* Task goal
Report how many lines hold the word "lästa"; give nothing but the number.

* Stored records
• • •

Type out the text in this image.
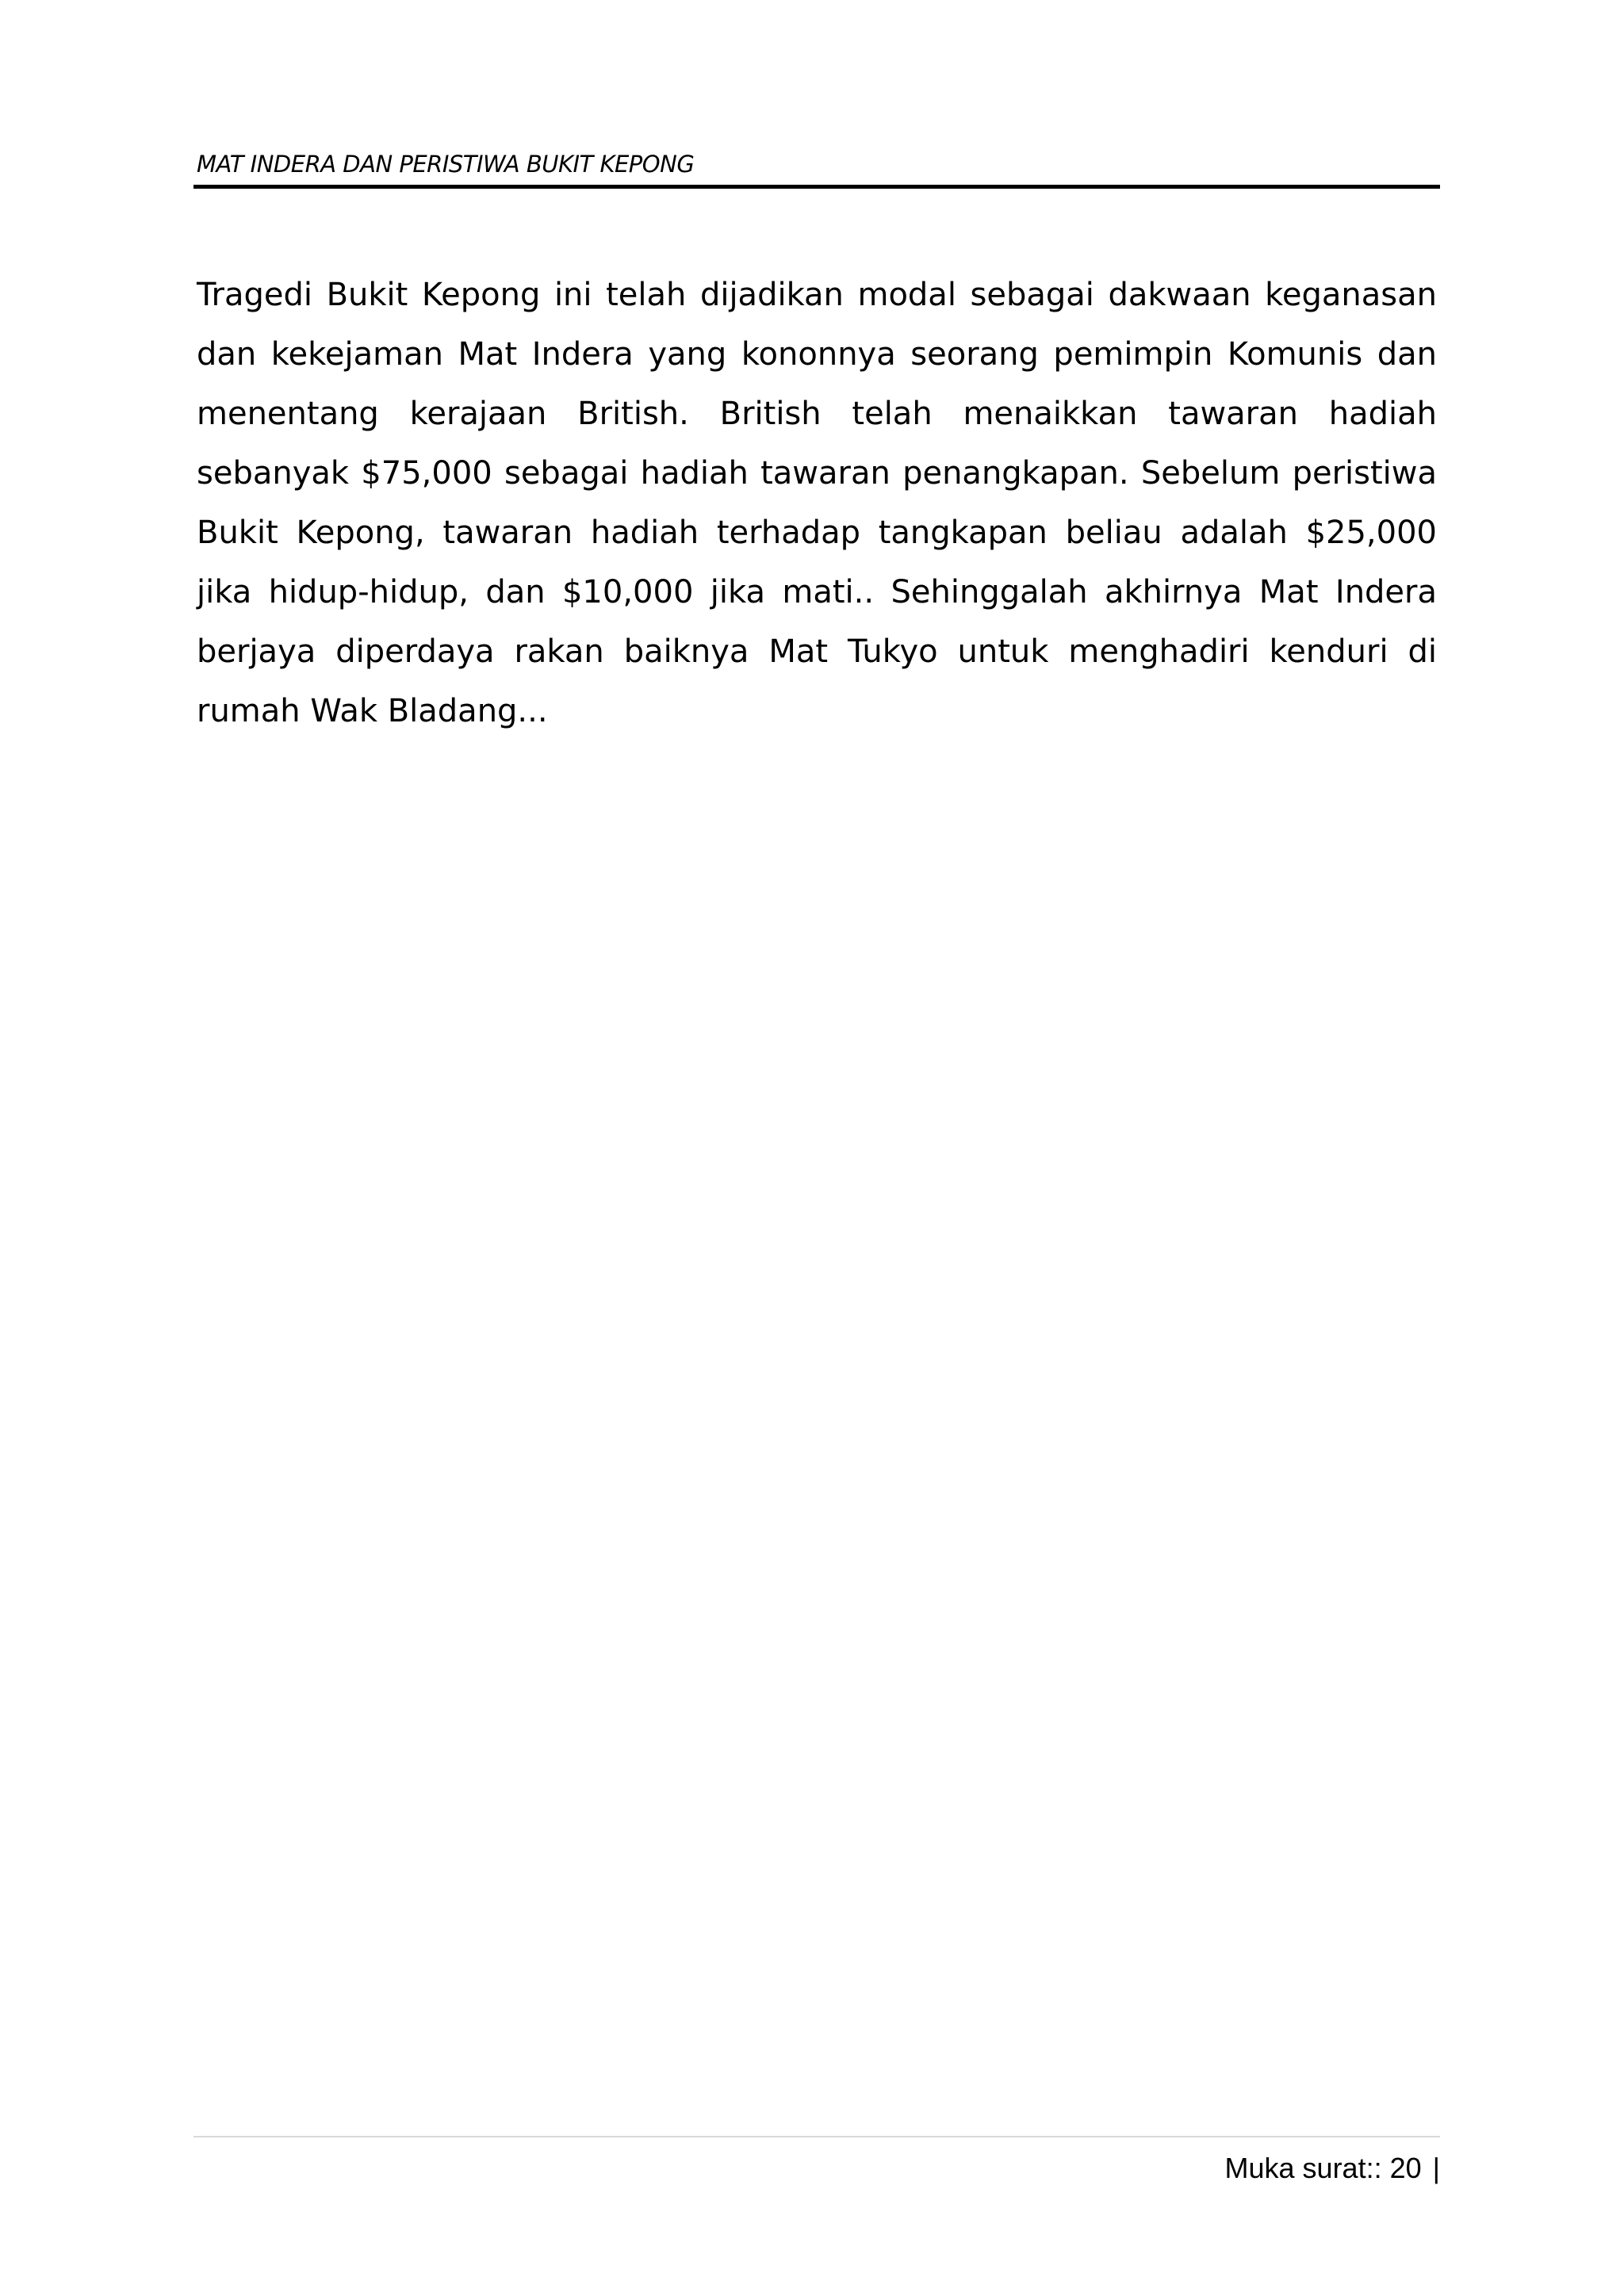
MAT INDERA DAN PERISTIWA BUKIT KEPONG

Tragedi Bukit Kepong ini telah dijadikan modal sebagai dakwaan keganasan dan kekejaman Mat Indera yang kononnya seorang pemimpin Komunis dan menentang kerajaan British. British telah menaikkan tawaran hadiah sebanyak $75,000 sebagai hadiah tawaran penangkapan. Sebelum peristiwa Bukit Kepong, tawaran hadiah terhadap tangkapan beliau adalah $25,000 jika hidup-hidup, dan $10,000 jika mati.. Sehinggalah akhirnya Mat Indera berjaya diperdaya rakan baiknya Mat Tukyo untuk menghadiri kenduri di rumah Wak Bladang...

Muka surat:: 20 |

• • •

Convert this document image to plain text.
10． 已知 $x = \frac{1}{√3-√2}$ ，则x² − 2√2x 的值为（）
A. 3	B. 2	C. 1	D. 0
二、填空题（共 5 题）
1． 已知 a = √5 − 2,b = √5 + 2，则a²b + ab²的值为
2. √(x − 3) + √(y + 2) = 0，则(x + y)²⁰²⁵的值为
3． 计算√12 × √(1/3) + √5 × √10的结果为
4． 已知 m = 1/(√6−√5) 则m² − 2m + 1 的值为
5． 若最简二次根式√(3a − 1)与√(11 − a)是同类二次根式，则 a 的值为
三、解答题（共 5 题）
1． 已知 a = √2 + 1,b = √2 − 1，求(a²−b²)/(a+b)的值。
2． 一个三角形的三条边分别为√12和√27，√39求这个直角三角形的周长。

• • •

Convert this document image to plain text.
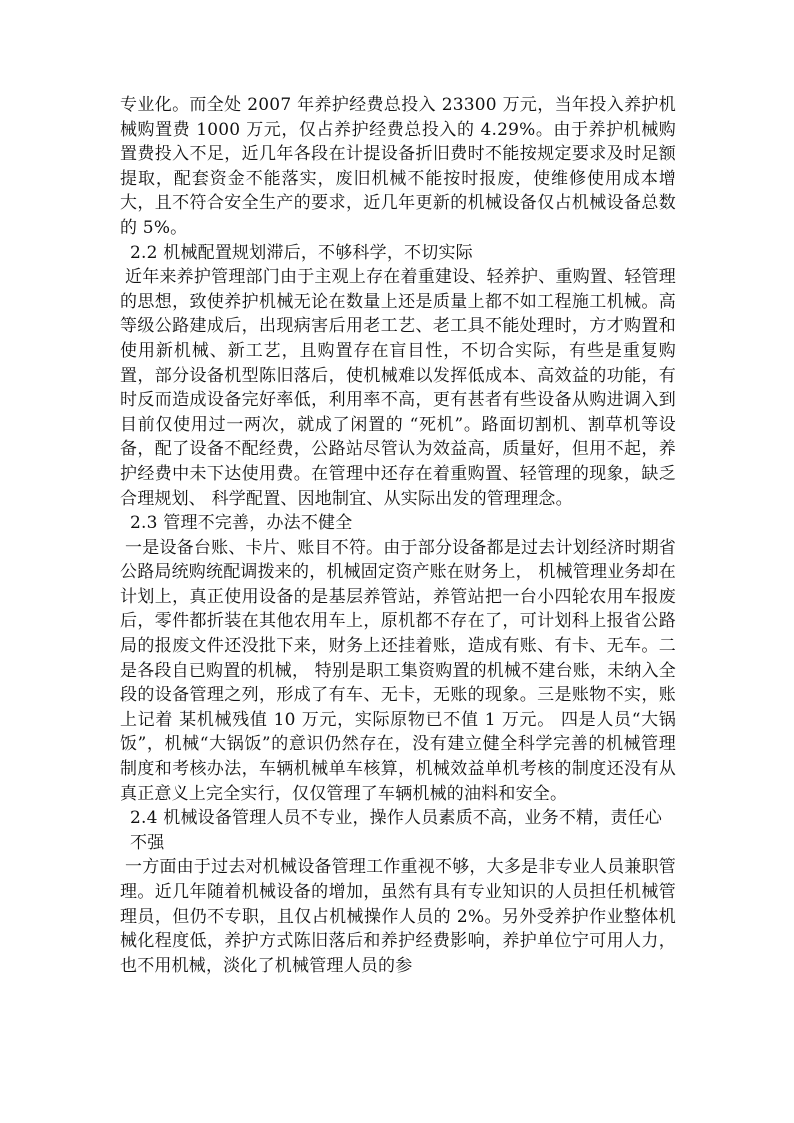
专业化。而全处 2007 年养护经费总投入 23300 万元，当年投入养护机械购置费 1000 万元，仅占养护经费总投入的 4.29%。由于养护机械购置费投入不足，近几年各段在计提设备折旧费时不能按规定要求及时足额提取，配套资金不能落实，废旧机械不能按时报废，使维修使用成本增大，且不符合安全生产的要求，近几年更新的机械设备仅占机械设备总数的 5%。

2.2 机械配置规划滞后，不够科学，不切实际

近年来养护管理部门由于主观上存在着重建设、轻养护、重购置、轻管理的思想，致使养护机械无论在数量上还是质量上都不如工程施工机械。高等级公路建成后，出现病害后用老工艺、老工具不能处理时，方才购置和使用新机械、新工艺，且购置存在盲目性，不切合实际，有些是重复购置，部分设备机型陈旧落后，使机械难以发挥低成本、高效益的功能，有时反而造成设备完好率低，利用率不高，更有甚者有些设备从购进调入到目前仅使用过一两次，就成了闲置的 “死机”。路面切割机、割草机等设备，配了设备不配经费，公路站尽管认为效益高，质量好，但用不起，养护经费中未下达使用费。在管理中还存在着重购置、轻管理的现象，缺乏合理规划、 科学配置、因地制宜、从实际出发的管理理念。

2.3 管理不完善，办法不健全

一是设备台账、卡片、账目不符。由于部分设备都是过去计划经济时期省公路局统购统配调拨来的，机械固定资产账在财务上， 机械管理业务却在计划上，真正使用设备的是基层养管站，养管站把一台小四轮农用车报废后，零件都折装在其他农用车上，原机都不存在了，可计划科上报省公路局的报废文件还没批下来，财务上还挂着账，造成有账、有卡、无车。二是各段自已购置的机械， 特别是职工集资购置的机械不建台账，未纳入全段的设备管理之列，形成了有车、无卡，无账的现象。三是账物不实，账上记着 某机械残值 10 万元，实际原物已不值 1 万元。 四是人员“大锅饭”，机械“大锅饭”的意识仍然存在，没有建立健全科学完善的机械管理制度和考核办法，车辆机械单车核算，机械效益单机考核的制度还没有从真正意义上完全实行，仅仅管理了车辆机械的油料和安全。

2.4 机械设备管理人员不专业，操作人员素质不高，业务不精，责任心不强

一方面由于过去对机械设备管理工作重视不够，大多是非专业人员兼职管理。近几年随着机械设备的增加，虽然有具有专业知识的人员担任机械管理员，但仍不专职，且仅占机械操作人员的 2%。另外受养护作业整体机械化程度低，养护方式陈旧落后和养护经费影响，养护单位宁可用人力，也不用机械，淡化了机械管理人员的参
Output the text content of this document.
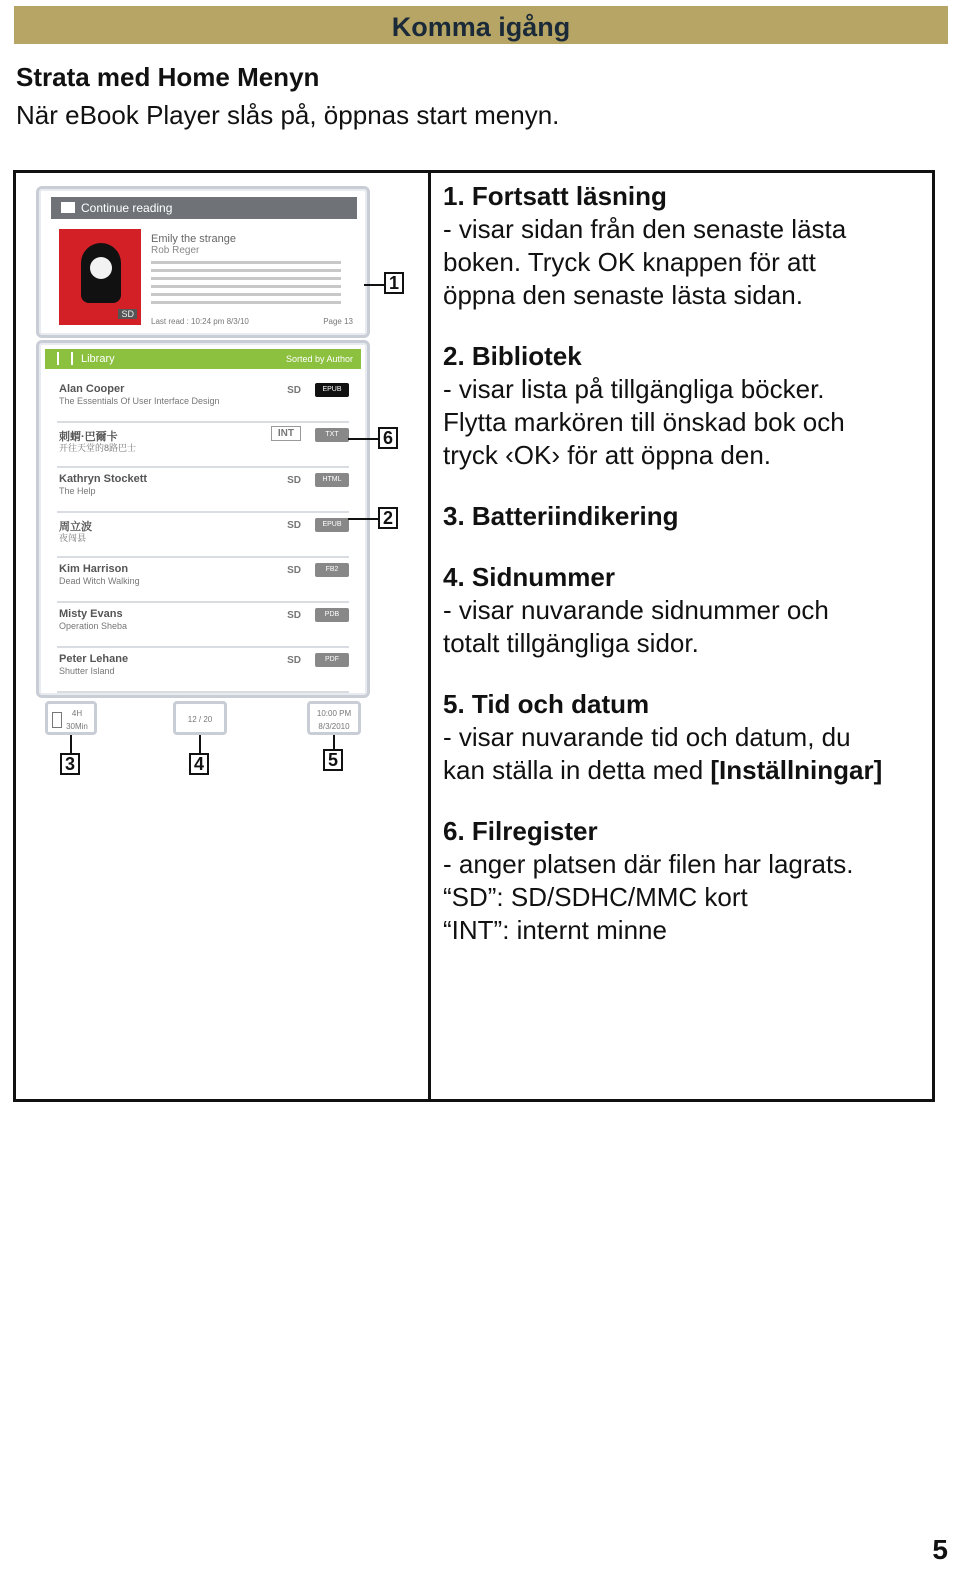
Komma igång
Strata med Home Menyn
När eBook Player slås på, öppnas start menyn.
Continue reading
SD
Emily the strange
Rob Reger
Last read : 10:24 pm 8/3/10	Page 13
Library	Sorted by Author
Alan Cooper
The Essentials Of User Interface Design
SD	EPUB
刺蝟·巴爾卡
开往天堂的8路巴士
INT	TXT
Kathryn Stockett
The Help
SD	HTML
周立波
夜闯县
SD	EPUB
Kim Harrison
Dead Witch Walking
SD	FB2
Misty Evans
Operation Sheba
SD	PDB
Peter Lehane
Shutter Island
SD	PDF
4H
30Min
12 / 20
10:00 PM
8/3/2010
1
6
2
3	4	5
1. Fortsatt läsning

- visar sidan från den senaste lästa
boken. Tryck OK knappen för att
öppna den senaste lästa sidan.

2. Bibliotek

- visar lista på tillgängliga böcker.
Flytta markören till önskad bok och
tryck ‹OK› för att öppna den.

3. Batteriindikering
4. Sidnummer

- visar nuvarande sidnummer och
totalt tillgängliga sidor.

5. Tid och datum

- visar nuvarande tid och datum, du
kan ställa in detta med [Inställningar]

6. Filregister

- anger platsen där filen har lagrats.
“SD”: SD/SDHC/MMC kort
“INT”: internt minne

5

• • •

* Reply
2